- _Aim_
Please print every row below word for word, with nothing added, dropped, or changed.

- _Data listing_
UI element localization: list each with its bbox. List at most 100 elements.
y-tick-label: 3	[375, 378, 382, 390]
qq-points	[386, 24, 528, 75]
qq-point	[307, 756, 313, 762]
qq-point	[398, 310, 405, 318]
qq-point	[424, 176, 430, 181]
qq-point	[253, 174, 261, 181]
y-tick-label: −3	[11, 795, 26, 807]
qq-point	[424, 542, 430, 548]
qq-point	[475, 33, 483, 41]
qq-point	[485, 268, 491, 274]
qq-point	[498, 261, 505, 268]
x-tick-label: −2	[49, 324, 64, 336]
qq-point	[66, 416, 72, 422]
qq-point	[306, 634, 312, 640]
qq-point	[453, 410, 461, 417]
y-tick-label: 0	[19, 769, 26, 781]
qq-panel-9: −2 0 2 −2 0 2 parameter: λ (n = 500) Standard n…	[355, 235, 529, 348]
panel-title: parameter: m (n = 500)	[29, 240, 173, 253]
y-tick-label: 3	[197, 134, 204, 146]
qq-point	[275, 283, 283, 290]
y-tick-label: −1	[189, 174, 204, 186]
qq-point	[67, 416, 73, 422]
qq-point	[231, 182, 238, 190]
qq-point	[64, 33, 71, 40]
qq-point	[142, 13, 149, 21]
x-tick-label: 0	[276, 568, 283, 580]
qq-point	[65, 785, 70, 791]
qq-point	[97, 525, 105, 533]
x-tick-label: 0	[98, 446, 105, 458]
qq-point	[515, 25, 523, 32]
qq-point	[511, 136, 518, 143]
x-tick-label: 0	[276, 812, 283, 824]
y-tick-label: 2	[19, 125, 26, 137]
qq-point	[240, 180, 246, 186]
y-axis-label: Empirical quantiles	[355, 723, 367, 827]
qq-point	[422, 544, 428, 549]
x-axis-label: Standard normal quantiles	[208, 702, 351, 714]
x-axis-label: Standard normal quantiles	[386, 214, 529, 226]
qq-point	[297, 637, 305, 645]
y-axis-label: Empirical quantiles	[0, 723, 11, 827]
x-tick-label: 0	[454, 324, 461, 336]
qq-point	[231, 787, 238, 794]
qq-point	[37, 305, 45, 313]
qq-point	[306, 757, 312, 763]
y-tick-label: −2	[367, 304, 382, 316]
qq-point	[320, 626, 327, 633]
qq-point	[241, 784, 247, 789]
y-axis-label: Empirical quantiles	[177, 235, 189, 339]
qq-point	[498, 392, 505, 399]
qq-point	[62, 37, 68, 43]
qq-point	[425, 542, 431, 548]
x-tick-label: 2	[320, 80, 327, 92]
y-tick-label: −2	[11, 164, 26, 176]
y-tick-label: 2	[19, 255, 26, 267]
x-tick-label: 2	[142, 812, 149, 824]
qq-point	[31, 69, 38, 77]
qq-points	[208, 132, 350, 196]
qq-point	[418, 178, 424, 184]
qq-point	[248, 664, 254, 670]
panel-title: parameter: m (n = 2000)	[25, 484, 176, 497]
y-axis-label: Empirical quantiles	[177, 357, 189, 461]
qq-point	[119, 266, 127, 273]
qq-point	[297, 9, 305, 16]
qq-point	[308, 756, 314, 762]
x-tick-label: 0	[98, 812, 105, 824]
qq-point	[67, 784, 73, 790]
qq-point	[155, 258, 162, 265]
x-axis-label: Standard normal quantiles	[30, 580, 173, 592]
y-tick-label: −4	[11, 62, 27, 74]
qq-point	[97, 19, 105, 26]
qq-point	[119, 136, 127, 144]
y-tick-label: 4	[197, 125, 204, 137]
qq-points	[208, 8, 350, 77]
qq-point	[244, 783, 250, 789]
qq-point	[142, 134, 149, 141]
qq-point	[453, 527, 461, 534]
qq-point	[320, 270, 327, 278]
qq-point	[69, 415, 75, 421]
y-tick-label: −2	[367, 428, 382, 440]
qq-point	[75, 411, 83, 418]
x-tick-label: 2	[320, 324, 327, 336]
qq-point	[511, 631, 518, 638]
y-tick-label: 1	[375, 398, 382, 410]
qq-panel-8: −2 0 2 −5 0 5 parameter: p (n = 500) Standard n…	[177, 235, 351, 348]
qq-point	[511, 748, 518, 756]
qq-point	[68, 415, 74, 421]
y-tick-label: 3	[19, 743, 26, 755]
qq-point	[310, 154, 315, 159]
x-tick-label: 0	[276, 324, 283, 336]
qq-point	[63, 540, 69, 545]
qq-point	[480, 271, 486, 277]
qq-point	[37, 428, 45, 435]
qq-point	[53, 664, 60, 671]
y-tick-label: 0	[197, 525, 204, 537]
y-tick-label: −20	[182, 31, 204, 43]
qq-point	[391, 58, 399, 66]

- _Response to this exercise_
UI element localization: list each with its bbox. List at most 100 elements.
y-tick-label: 3	[375, 378, 382, 390]
qq-points	[386, 24, 528, 75]
qq-point	[307, 756, 313, 762]
qq-point	[398, 310, 405, 318]
qq-point	[424, 176, 430, 181]
qq-point	[253, 174, 261, 181]
y-tick-label: −3	[11, 795, 26, 807]
qq-point	[424, 542, 430, 548]
qq-point	[475, 33, 483, 41]
qq-point	[485, 268, 491, 274]
qq-point	[498, 261, 505, 268]
x-tick-label: −2	[49, 324, 64, 336]
qq-point	[66, 416, 72, 422]
qq-point	[306, 634, 312, 640]
qq-point	[453, 410, 461, 417]
y-tick-label: 0	[19, 769, 26, 781]
qq-panel-9: −2 0 2 −2 0 2 parameter: λ (n = 500) Standard n…	[355, 235, 529, 348]
panel-title: parameter: m (n = 500)	[29, 240, 173, 253]
y-tick-label: 3	[197, 134, 204, 146]
qq-point	[275, 283, 283, 290]
y-tick-label: −1	[189, 174, 204, 186]
qq-point	[67, 416, 73, 422]
qq-point	[231, 182, 238, 190]
qq-point	[64, 33, 71, 40]
qq-point	[142, 13, 149, 21]
x-tick-label: 0	[276, 568, 283, 580]
qq-point	[65, 785, 70, 791]
qq-point	[97, 525, 105, 533]
x-tick-label: 0	[98, 446, 105, 458]
qq-point	[515, 25, 523, 32]
qq-point	[511, 136, 518, 143]
x-tick-label: 0	[276, 812, 283, 824]
y-tick-label: 2	[19, 125, 26, 137]
qq-point	[240, 180, 246, 186]
y-axis-label: Empirical quantiles	[355, 723, 367, 827]
qq-point	[422, 544, 428, 549]
x-axis-label: Standard normal quantiles	[208, 702, 351, 714]
x-axis-label: Standard normal quantiles	[386, 214, 529, 226]
qq-point	[297, 637, 305, 645]
y-axis-label: Empirical quantiles	[0, 723, 11, 827]
x-tick-label: 0	[454, 324, 461, 336]
qq-point	[231, 787, 238, 794]
qq-point	[37, 305, 45, 313]
qq-point	[306, 757, 312, 763]
y-tick-label: −2	[367, 304, 382, 316]
qq-point	[320, 626, 327, 633]
qq-point	[241, 784, 247, 789]
y-axis-label: Empirical quantiles	[177, 235, 189, 339]
qq-point	[498, 392, 505, 399]
qq-point	[62, 37, 68, 43]
qq-point	[425, 542, 431, 548]
x-tick-label: 2	[320, 80, 327, 92]
y-tick-label: −2	[11, 164, 26, 176]
y-tick-label: 2	[19, 255, 26, 267]
x-tick-label: 2	[142, 812, 149, 824]
qq-point	[31, 69, 38, 77]
qq-points	[208, 132, 350, 196]
qq-point	[418, 178, 424, 184]
qq-point	[248, 664, 254, 670]
panel-title: parameter: m (n = 2000)	[25, 484, 176, 497]
y-axis-label: Empirical quantiles	[177, 357, 189, 461]
qq-point	[119, 266, 127, 273]
qq-point	[297, 9, 305, 16]
qq-point	[308, 756, 314, 762]
x-tick-label: 0	[98, 812, 105, 824]
qq-point	[67, 784, 73, 790]
qq-point	[155, 258, 162, 265]
x-axis-label: Standard normal quantiles	[30, 580, 173, 592]
y-tick-label: −4	[11, 62, 27, 74]
qq-point	[97, 19, 105, 26]
qq-point	[119, 136, 127, 144]
y-tick-label: 4	[197, 125, 204, 137]
qq-points	[208, 8, 350, 77]
qq-point	[244, 783, 250, 789]
qq-point	[142, 134, 149, 141]
qq-point	[453, 527, 461, 534]
qq-point	[320, 270, 327, 278]
qq-point	[69, 415, 75, 421]
y-tick-label: −2	[367, 428, 382, 440]
qq-point	[75, 411, 83, 418]
x-tick-label: 2	[320, 324, 327, 336]
qq-point	[511, 631, 518, 638]
y-tick-label: 1	[375, 398, 382, 410]
qq-panel-8: −2 0 2 −5 0 5 parameter: p (n = 500) Standard n…	[177, 235, 351, 348]
qq-point	[511, 748, 518, 756]
qq-point	[68, 415, 74, 421]
y-tick-label: 3	[19, 743, 26, 755]
qq-point	[310, 154, 315, 159]
x-tick-label: 0	[276, 324, 283, 336]
qq-point	[63, 540, 69, 545]
qq-point	[480, 271, 486, 277]
qq-point	[37, 428, 45, 435]
qq-point	[53, 664, 60, 671]
y-tick-label: 0	[197, 525, 204, 537]
y-tick-label: −20	[182, 31, 204, 43]
qq-point	[391, 58, 399, 66]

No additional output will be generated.